--- START OF Data lines ---

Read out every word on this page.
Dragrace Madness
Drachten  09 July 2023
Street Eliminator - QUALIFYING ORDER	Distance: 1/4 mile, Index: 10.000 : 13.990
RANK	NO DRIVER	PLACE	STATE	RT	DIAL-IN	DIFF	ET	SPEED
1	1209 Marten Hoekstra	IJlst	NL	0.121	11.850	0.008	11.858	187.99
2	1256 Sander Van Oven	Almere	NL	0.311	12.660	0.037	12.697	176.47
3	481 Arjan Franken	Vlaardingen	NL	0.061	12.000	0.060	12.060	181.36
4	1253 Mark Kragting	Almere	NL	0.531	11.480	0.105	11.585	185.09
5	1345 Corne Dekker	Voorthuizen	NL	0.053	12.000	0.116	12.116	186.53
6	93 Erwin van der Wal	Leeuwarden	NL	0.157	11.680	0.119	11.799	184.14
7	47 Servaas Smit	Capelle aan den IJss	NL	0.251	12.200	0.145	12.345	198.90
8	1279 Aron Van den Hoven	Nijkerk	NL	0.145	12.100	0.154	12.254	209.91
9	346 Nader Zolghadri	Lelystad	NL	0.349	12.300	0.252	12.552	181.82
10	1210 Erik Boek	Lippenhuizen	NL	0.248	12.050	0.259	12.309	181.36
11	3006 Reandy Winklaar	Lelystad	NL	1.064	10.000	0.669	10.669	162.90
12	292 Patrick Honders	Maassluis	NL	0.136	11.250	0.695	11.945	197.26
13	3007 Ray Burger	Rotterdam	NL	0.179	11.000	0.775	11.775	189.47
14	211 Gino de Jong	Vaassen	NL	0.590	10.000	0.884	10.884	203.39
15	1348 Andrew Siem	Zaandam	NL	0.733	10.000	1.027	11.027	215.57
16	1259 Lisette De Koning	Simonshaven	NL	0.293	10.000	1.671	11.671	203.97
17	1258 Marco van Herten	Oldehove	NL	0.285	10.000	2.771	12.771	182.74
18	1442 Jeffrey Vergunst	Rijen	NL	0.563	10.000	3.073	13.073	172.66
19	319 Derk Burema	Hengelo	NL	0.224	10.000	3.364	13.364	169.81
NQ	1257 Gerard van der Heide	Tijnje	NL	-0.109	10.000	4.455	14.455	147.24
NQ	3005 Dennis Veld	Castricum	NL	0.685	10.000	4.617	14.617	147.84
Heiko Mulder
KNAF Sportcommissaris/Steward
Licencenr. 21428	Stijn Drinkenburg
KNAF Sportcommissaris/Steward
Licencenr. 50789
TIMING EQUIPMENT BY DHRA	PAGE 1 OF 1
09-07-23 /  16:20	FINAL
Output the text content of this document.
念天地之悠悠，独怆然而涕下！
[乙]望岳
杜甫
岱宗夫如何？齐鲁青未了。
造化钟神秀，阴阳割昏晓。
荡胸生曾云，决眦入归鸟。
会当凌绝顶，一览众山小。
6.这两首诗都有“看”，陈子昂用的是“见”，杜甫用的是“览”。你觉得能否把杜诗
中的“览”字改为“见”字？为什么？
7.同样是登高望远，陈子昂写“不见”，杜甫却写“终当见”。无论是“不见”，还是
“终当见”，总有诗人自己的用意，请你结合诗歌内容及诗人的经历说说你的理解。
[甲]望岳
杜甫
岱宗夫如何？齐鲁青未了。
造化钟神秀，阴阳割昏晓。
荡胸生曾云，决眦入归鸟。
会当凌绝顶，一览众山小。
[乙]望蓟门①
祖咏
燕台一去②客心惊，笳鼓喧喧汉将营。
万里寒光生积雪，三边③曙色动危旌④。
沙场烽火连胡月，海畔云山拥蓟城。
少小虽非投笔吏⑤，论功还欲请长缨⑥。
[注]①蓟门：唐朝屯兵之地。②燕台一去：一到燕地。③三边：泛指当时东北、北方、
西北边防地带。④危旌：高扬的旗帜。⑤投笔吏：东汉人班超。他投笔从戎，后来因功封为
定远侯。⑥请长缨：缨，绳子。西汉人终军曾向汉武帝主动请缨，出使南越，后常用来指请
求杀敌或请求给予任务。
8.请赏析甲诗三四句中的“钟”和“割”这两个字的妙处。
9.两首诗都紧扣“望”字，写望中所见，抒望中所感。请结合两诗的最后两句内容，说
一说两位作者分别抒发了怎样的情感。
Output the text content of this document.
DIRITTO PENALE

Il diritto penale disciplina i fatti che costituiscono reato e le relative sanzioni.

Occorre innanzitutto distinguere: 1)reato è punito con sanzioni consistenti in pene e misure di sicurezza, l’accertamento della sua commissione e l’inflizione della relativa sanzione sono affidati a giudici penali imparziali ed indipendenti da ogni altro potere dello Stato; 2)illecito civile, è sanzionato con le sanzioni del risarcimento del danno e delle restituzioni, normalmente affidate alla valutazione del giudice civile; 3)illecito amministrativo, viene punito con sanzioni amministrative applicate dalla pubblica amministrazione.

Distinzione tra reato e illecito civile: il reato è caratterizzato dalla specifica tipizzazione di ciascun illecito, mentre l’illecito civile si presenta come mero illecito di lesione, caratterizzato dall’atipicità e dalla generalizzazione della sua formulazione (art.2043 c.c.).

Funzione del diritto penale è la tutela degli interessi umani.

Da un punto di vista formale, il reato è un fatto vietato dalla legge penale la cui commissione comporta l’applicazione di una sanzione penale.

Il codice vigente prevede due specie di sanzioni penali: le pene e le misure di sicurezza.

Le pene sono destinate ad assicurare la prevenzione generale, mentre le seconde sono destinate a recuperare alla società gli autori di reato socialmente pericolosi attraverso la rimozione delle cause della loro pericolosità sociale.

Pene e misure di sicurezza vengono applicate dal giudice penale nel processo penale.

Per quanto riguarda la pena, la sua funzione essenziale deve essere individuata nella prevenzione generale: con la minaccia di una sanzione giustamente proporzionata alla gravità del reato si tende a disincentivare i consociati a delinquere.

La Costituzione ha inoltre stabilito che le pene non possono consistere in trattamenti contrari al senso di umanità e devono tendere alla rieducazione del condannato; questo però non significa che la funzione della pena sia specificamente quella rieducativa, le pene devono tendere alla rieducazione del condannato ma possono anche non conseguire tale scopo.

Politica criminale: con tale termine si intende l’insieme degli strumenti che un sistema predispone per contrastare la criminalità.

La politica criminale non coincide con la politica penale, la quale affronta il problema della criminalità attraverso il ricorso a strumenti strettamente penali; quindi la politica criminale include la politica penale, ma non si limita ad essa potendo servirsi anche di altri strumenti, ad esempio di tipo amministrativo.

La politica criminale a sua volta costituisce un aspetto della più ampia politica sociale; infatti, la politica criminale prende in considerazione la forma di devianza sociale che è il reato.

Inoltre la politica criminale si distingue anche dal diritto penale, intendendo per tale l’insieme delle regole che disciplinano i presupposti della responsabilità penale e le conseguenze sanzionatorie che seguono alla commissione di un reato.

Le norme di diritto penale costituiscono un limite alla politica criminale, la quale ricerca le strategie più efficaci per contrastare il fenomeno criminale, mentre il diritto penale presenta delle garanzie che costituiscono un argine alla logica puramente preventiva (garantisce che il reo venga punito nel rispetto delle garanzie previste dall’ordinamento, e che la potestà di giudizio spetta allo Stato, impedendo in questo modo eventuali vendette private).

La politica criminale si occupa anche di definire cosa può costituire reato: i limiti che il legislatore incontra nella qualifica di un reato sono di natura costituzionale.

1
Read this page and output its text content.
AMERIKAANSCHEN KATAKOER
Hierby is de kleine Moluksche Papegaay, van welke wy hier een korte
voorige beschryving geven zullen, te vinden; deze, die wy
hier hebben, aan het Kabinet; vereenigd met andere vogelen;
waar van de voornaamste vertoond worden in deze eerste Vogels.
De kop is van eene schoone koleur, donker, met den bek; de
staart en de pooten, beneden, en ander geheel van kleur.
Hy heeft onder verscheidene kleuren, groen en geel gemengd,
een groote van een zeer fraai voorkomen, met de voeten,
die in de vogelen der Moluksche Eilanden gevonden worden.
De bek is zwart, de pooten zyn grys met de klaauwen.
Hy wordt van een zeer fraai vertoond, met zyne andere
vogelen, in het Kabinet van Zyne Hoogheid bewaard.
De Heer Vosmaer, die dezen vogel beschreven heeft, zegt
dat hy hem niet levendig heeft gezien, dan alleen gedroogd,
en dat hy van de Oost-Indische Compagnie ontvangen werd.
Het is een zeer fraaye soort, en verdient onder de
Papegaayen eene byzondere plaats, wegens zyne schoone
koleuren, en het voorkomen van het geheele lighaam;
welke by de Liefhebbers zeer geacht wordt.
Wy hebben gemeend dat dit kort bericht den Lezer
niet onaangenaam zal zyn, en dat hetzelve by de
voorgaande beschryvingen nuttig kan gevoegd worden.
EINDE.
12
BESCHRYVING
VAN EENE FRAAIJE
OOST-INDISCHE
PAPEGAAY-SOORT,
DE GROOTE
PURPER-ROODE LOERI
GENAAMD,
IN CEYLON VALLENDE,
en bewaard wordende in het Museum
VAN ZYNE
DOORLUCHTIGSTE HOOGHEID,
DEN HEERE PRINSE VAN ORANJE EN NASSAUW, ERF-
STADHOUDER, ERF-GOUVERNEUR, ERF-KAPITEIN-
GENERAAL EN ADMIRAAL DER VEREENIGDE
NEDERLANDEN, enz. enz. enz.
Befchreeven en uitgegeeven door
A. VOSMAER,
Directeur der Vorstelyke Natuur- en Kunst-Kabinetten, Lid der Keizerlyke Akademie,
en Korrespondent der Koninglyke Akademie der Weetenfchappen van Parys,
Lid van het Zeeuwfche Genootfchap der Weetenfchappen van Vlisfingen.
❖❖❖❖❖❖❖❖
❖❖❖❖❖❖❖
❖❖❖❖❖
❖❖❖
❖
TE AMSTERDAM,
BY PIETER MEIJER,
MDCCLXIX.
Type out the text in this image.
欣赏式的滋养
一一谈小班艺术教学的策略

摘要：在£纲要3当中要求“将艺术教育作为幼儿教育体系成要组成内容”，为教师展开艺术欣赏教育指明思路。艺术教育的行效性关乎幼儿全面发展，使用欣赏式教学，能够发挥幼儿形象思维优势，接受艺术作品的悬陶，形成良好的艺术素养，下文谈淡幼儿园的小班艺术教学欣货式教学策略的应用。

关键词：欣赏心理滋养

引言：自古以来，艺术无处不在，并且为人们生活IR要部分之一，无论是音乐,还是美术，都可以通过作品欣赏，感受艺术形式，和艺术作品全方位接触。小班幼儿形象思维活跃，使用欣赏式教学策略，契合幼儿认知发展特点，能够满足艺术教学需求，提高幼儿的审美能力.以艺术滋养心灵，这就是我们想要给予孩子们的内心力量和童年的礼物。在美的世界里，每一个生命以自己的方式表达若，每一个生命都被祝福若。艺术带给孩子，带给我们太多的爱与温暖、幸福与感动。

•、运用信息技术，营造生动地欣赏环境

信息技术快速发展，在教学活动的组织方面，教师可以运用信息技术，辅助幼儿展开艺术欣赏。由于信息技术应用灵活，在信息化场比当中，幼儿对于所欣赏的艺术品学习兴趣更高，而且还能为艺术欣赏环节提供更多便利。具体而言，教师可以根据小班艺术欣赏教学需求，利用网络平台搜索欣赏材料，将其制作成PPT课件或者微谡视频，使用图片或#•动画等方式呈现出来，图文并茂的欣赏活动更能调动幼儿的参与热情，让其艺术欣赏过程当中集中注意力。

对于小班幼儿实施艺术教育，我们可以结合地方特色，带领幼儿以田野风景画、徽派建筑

--- END OF Data lines ---

What needs to be done >>
Take each line containing the string "contrastare" and copy it out.

Output for this task >>
Politica criminale: con tale termine si intende l’insieme degli strumenti che un sistema predispone per contrastare la criminalità.
Le norme di diritto penale costituiscono un limite alla politica criminale, la quale ricerca le strategie più efficaci per contrastare il fenomeno criminale, mentre il diritto penale presenta delle garanzie che costituiscono un argine alla logica puramente preventiva (garantisce che il reo venga punito nel rispetto delle garanzie previste dall’ordinamento, e che la potestà di giudizio spetta allo Stato, impedendo in questo modo eventuali vendette private).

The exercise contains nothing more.